*Short task*
The data must be returned in full and exactly as given.
----- Provided records -----
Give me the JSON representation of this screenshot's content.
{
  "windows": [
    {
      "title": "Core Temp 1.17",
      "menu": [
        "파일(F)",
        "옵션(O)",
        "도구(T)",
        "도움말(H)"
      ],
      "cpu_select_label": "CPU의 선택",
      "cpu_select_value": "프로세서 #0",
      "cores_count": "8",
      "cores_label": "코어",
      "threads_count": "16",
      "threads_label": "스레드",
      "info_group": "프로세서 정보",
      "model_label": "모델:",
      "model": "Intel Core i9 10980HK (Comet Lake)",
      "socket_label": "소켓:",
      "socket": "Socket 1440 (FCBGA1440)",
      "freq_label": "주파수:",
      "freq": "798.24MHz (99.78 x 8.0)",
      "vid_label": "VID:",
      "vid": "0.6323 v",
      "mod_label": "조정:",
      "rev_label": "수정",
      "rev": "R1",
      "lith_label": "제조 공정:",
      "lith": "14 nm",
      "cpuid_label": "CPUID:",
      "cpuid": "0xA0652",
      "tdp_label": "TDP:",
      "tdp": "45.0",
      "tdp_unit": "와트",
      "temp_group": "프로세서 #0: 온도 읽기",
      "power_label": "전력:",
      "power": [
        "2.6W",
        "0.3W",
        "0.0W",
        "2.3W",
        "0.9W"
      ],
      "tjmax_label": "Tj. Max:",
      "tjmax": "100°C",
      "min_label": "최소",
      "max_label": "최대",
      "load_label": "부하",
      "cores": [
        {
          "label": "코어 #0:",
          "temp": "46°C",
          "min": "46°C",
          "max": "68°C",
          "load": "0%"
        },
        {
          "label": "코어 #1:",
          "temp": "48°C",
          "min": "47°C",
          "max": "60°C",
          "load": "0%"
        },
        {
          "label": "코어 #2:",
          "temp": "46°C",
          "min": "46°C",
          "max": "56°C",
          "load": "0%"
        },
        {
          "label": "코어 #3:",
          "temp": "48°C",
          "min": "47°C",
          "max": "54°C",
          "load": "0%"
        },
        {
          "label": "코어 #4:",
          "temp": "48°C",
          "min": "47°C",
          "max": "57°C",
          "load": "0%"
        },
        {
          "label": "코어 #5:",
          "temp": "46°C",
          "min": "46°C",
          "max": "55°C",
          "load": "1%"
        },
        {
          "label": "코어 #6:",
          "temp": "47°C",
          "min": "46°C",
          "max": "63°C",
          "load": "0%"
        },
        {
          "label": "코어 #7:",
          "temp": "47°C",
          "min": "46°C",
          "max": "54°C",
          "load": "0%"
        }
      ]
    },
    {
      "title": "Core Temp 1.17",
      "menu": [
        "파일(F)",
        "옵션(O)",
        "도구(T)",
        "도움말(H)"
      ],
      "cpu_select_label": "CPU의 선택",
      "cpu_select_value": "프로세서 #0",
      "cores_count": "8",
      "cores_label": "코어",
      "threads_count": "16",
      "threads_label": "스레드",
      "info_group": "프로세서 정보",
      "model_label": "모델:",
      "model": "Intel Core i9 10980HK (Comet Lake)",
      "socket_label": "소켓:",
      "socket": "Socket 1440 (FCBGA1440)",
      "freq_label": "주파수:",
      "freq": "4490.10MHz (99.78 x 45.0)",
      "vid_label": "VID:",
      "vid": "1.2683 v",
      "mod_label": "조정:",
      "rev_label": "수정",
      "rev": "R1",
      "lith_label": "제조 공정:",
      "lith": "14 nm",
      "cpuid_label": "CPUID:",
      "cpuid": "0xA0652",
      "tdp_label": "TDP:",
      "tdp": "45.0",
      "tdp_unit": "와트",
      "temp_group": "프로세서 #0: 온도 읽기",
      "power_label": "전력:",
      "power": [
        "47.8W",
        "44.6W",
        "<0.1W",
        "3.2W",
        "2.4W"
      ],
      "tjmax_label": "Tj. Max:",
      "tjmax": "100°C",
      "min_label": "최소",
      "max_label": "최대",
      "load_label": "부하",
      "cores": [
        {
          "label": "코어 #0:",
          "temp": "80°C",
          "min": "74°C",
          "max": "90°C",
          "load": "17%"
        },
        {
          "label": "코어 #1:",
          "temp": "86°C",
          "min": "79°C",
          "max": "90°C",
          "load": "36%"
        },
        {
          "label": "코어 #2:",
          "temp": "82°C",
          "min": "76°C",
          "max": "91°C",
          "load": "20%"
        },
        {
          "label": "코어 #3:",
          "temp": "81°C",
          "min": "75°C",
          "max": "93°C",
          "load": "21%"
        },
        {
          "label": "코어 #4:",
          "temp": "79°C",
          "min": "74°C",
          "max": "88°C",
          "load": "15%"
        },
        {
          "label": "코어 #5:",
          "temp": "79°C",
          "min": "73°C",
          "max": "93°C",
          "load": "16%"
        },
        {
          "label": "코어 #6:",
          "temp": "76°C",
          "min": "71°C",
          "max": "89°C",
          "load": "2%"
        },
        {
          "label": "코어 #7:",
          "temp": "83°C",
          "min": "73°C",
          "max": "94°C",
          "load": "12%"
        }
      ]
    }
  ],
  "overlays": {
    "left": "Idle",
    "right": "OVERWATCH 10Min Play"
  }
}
-----
*Solution below*
Give me the JSON representation of this screenshot's content.
{
  "windows": [
    {
      "title": "Core Temp 1.17",
      "menu": [
        "파일(F)",
        "옵션(O)",
        "도구(T)",
        "도움말(H)"
      ],
      "cpu_select_label": "CPU의 선택",
      "cpu_select_value": "프로세서 #0",
      "cores_count": "8",
      "cores_label": "코어",
      "threads_count": "16",
      "threads_label": "스레드",
      "info_group": "프로세서 정보",
      "model_label": "모델:",
      "model": "Intel Core i9 10980HK (Comet Lake)",
      "socket_label": "소켓:",
      "socket": "Socket 1440 (FCBGA1440)",
      "freq_label": "주파수:",
      "freq": "798.24MHz (99.78 x 8.0)",
      "vid_label": "VID:",
      "vid": "0.6323 v",
      "mod_label": "조정:",
      "rev_label": "수정",
      "rev": "R1",
      "lith_label": "제조 공정:",
      "lith": "14 nm",
      "cpuid_label": "CPUID:",
      "cpuid": "0xA0652",
      "tdp_label": "TDP:",
      "tdp": "45.0",
      "tdp_unit": "와트",
      "temp_group": "프로세서 #0: 온도 읽기",
      "power_label": "전력:",
      "power": [
        "2.6W",
        "0.3W",
        "0.0W",
        "2.3W",
        "0.9W"
      ],
      "tjmax_label": "Tj. Max:",
      "tjmax": "100°C",
      "min_label": "최소",
      "max_label": "최대",
      "load_label": "부하",
      "cores": [
        {
          "label": "코어 #0:",
          "temp": "46°C",
          "min": "46°C",
          "max": "68°C",
          "load": "0%"
        },
        {
          "label": "코어 #1:",
          "temp": "48°C",
          "min": "47°C",
          "max": "60°C",
          "load": "0%"
        },
        {
          "label": "코어 #2:",
          "temp": "46°C",
          "min": "46°C",
          "max": "56°C",
          "load": "0%"
        },
        {
          "label": "코어 #3:",
          "temp": "48°C",
          "min": "47°C",
          "max": "54°C",
          "load": "0%"
        },
        {
          "label": "코어 #4:",
          "temp": "48°C",
          "min": "47°C",
          "max": "57°C",
          "load": "0%"
        },
        {
          "label": "코어 #5:",
          "temp": "46°C",
          "min": "46°C",
          "max": "55°C",
          "load": "1%"
        },
        {
          "label": "코어 #6:",
          "temp": "47°C",
          "min": "46°C",
          "max": "63°C",
          "load": "0%"
        },
        {
          "label": "코어 #7:",
          "temp": "47°C",
          "min": "46°C",
          "max": "54°C",
          "load": "0%"
        }
      ]
    },
    {
      "title": "Core Temp 1.17",
      "menu": [
        "파일(F)",
        "옵션(O)",
        "도구(T)",
        "도움말(H)"
      ],
      "cpu_select_label": "CPU의 선택",
      "cpu_select_value": "프로세서 #0",
      "cores_count": "8",
      "cores_label": "코어",
      "threads_count": "16",
      "threads_label": "스레드",
      "info_group": "프로세서 정보",
      "model_label": "모델:",
      "model": "Intel Core i9 10980HK (Comet Lake)",
      "socket_label": "소켓:",
      "socket": "Socket 1440 (FCBGA1440)",
      "freq_label": "주파수:",
      "freq": "4490.10MHz (99.78 x 45.0)",
      "vid_label": "VID:",
      "vid": "1.2683 v",
      "mod_label": "조정:",
      "rev_label": "수정",
      "rev": "R1",
      "lith_label": "제조 공정:",
      "lith": "14 nm",
      "cpuid_label": "CPUID:",
      "cpuid": "0xA0652",
      "tdp_label": "TDP:",
      "tdp": "45.0",
      "tdp_unit": "와트",
      "temp_group": "프로세서 #0: 온도 읽기",
      "power_label": "전력:",
      "power": [
        "47.8W",
        "44.6W",
        "<0.1W",
        "3.2W",
        "2.4W"
      ],
      "tjmax_label": "Tj. Max:",
      "tjmax": "100°C",
      "min_label": "최소",
      "max_label": "최대",
      "load_label": "부하",
      "cores": [
        {
          "label": "코어 #0:",
          "temp": "80°C",
          "min": "74°C",
          "max": "90°C",
          "load": "17%"
        },
        {
          "label": "코어 #1:",
          "temp": "86°C",
          "min": "79°C",
          "max": "90°C",
          "load": "36%"
        },
        {
          "label": "코어 #2:",
          "temp": "82°C",
          "min": "76°C",
          "max": "91°C",
          "load": "20%"
        },
        {
          "label": "코어 #3:",
          "temp": "81°C",
          "min": "75°C",
          "max": "93°C",
          "load": "21%"
        },
        {
          "label": "코어 #4:",
          "temp": "79°C",
          "min": "74°C",
          "max": "88°C",
          "load": "15%"
        },
        {
          "label": "코어 #5:",
          "temp": "79°C",
          "min": "73°C",
          "max": "93°C",
          "load": "16%"
        },
        {
          "label": "코어 #6:",
          "temp": "76°C",
          "min": "71°C",
          "max": "89°C",
          "load": "2%"
        },
        {
          "label": "코어 #7:",
          "temp": "83°C",
          "min": "73°C",
          "max": "94°C",
          "load": "12%"
        }
      ]
    }
  ],
  "overlays": {
    "left": "Idle",
    "right": "OVERWATCH 10Min Play"
  }
}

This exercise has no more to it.